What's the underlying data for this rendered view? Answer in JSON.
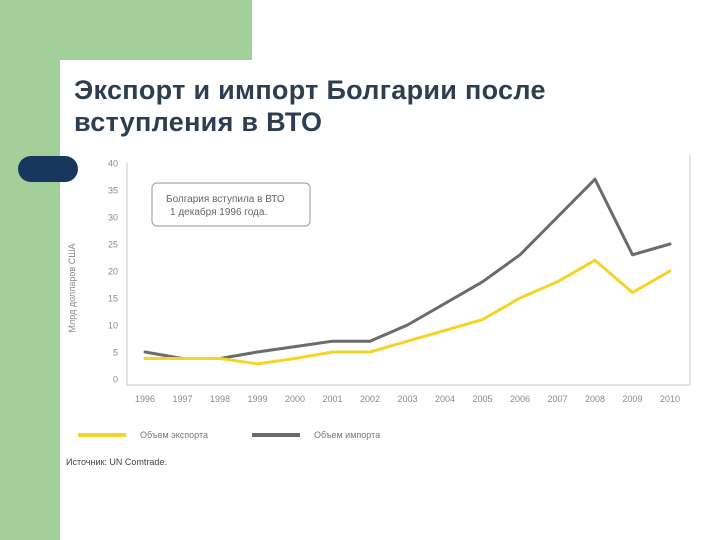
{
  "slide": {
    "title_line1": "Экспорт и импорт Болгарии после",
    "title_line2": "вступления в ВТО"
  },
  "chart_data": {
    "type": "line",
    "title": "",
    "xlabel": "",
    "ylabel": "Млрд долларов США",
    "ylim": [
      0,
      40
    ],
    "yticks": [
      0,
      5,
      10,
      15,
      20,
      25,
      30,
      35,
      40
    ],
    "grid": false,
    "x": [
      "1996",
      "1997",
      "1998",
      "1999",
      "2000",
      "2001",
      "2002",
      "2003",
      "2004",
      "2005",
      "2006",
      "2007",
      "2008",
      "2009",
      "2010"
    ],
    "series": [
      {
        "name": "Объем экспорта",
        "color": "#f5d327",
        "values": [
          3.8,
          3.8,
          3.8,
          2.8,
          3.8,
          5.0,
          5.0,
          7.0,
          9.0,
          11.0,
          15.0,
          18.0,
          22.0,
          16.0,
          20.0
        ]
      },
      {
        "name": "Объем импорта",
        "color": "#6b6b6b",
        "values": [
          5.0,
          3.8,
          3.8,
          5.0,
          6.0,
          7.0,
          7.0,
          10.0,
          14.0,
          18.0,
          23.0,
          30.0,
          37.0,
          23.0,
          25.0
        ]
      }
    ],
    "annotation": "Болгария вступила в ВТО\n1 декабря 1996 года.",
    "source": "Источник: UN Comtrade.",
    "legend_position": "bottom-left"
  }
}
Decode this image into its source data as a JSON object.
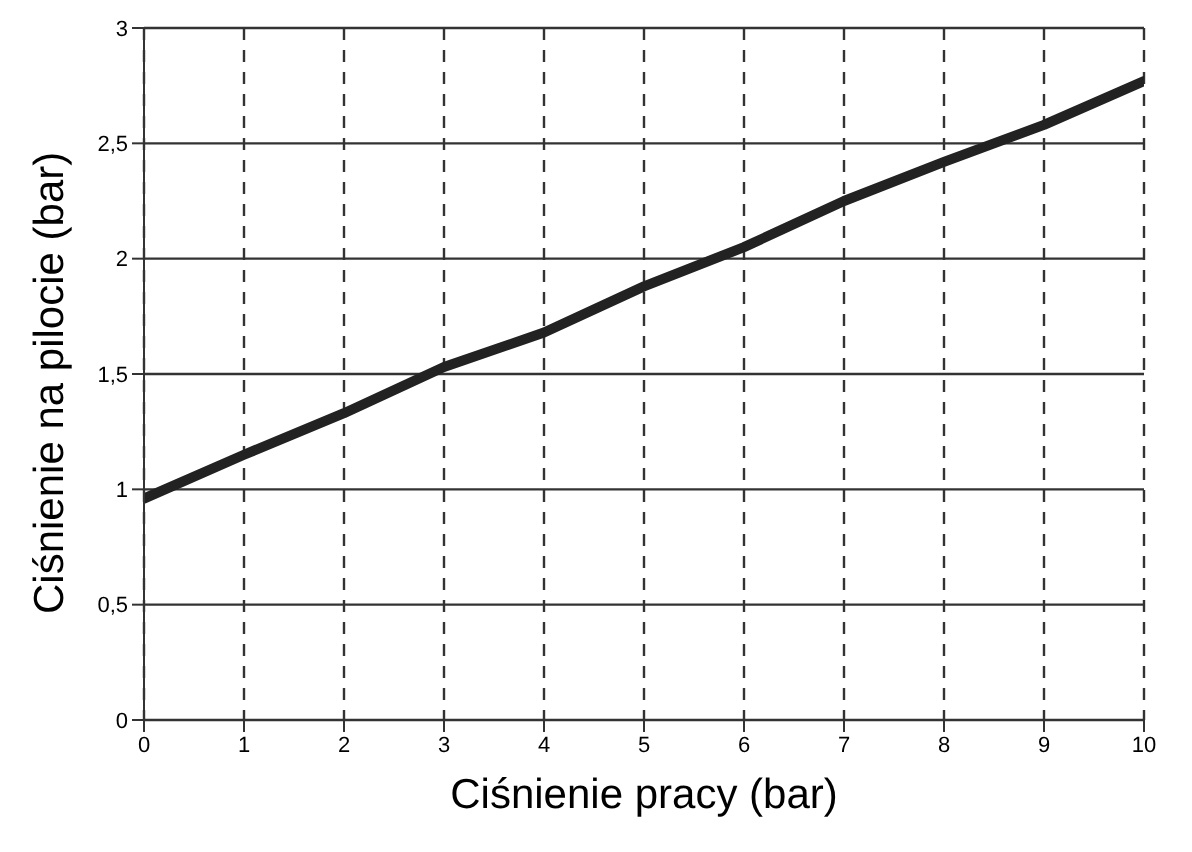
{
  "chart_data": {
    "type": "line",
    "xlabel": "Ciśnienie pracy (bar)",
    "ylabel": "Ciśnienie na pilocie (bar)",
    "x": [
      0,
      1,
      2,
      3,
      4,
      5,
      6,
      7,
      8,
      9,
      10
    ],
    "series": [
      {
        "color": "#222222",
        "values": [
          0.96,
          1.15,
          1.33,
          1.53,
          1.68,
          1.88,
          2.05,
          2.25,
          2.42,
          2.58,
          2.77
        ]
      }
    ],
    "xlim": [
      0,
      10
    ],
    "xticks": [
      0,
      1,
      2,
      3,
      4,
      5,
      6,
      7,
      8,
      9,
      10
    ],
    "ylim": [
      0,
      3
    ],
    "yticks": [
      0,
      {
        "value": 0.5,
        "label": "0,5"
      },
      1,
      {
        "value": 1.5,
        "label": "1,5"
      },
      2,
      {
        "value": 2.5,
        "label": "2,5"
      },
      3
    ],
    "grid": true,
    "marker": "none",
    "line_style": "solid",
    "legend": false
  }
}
----
Brief —
Check each line of the records for the word "color", and show the lines that contain it.

Reply to the exercise —
        "color": "#f5d327",
        "color": "#6b6b6b",
        "color": "#222222",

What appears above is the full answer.